# Task statement:
Copy every entry exactly.

Stored items from a collection
* * *

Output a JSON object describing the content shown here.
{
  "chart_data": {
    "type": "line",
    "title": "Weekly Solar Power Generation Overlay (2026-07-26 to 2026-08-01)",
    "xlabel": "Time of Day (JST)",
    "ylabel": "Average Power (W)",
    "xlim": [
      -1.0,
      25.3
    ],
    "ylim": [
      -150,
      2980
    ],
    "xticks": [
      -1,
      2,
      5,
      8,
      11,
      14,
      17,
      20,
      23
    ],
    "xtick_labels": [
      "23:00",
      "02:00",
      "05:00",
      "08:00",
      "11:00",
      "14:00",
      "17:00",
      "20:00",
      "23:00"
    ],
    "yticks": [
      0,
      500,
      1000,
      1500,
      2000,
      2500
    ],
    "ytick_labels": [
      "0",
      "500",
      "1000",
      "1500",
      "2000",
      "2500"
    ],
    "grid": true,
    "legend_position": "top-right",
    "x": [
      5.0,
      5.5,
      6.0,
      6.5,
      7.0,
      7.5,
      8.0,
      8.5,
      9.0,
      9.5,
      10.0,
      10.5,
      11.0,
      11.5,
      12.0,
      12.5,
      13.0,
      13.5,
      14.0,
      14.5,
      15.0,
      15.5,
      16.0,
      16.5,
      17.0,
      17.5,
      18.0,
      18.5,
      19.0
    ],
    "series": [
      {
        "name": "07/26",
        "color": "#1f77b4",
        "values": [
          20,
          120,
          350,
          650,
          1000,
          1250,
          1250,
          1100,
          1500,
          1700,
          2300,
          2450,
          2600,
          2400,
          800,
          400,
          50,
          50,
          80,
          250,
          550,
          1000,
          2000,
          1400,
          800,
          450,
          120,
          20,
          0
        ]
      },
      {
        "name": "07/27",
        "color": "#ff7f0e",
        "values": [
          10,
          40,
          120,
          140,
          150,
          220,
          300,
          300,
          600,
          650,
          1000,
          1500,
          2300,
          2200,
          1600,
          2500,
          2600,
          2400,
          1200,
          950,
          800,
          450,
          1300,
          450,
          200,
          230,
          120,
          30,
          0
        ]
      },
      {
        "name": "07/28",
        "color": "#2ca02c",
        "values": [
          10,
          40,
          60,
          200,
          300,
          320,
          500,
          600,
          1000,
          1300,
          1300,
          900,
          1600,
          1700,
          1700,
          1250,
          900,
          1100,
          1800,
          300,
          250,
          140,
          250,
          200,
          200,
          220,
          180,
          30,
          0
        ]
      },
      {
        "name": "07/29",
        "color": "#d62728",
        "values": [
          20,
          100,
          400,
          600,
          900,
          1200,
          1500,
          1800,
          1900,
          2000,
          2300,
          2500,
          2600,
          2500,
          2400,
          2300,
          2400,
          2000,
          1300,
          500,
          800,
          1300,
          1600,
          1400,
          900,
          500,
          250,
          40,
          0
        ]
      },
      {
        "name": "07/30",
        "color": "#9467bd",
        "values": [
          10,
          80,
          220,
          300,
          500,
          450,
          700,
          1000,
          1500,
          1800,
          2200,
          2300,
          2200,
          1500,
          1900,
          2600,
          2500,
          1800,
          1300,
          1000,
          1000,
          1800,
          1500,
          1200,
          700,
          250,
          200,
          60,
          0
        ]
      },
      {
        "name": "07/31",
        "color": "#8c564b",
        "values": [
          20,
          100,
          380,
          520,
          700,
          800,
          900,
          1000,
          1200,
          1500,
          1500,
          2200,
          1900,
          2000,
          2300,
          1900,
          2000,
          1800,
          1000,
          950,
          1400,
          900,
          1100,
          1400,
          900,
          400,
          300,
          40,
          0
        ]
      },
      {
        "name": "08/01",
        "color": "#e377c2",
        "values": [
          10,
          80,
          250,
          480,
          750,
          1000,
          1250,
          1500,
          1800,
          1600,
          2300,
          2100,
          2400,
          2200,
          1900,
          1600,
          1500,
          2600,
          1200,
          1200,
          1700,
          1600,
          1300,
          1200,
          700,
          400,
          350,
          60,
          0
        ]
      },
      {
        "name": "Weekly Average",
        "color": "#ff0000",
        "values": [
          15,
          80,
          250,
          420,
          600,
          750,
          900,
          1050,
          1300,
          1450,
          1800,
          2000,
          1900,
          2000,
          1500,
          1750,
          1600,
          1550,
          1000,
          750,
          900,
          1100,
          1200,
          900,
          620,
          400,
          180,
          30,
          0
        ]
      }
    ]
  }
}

* * *

# Final answer:
Output a JSON object describing the content shown here.
{
  "chart_data": {
    "type": "line",
    "title": "Weekly Solar Power Generation Overlay (2026-07-26 to 2026-08-01)",
    "xlabel": "Time of Day (JST)",
    "ylabel": "Average Power (W)",
    "xlim": [
      -1.0,
      25.3
    ],
    "ylim": [
      -150,
      2980
    ],
    "xticks": [
      -1,
      2,
      5,
      8,
      11,
      14,
      17,
      20,
      23
    ],
    "xtick_labels": [
      "23:00",
      "02:00",
      "05:00",
      "08:00",
      "11:00",
      "14:00",
      "17:00",
      "20:00",
      "23:00"
    ],
    "yticks": [
      0,
      500,
      1000,
      1500,
      2000,
      2500
    ],
    "ytick_labels": [
      "0",
      "500",
      "1000",
      "1500",
      "2000",
      "2500"
    ],
    "grid": true,
    "legend_position": "top-right",
    "x": [
      5.0,
      5.5,
      6.0,
      6.5,
      7.0,
      7.5,
      8.0,
      8.5,
      9.0,
      9.5,
      10.0,
      10.5,
      11.0,
      11.5,
      12.0,
      12.5,
      13.0,
      13.5,
      14.0,
      14.5,
      15.0,
      15.5,
      16.0,
      16.5,
      17.0,
      17.5,
      18.0,
      18.5,
      19.0
    ],
    "series": [
      {
        "name": "07/26",
        "color": "#1f77b4",
        "values": [
          20,
          120,
          350,
          650,
          1000,
          1250,
          1250,
          1100,
          1500,
          1700,
          2300,
          2450,
          2600,
          2400,
          800,
          400,
          50,
          50,
          80,
          250,
          550,
          1000,
          2000,
          1400,
          800,
          450,
          120,
          20,
          0
        ]
      },
      {
        "name": "07/27",
        "color": "#ff7f0e",
        "values": [
          10,
          40,
          120,
          140,
          150,
          220,
          300,
          300,
          600,
          650,
          1000,
          1500,
          2300,
          2200,
          1600,
          2500,
          2600,
          2400,
          1200,
          950,
          800,
          450,
          1300,
          450,
          200,
          230,
          120,
          30,
          0
        ]
      },
      {
        "name": "07/28",
        "color": "#2ca02c",
        "values": [
          10,
          40,
          60,
          200,
          300,
          320,
          500,
          600,
          1000,
          1300,
          1300,
          900,
          1600,
          1700,
          1700,
          1250,
          900,
          1100,
          1800,
          300,
          250,
          140,
          250,
          200,
          200,
          220,
          180,
          30,
          0
        ]
      },
      {
        "name": "07/29",
        "color": "#d62728",
        "values": [
          20,
          100,
          400,
          600,
          900,
          1200,
          1500,
          1800,
          1900,
          2000,
          2300,
          2500,
          2600,
          2500,
          2400,
          2300,
          2400,
          2000,
          1300,
          500,
          800,
          1300,
          1600,
          1400,
          900,
          500,
          250,
          40,
          0
        ]
      },
      {
        "name": "07/30",
        "color": "#9467bd",
        "values": [
          10,
          80,
          220,
          300,
          500,
          450,
          700,
          1000,
          1500,
          1800,
          2200,
          2300,
          2200,
          1500,
          1900,
          2600,
          2500,
          1800,
          1300,
          1000,
          1000,
          1800,
          1500,
          1200,
          700,
          250,
          200,
          60,
          0
        ]
      },
      {
        "name": "07/31",
        "color": "#8c564b",
        "values": [
          20,
          100,
          380,
          520,
          700,
          800,
          900,
          1000,
          1200,
          1500,
          1500,
          2200,
          1900,
          2000,
          2300,
          1900,
          2000,
          1800,
          1000,
          950,
          1400,
          900,
          1100,
          1400,
          900,
          400,
          300,
          40,
          0
        ]
      },
      {
        "name": "08/01",
        "color": "#e377c2",
        "values": [
          10,
          80,
          250,
          480,
          750,
          1000,
          1250,
          1500,
          1800,
          1600,
          2300,
          2100,
          2400,
          2200,
          1900,
          1600,
          1500,
          2600,
          1200,
          1200,
          1700,
          1600,
          1300,
          1200,
          700,
          400,
          350,
          60,
          0
        ]
      },
      {
        "name": "Weekly Average",
        "color": "#ff0000",
        "values": [
          15,
          80,
          250,
          420,
          600,
          750,
          900,
          1050,
          1300,
          1450,
          1800,
          2000,
          1900,
          2000,
          1500,
          1750,
          1600,
          1550,
          1000,
          750,
          900,
          1100,
          1200,
          900,
          620,
          400,
          180,
          30,
          0
        ]
      }
    ]
  }
}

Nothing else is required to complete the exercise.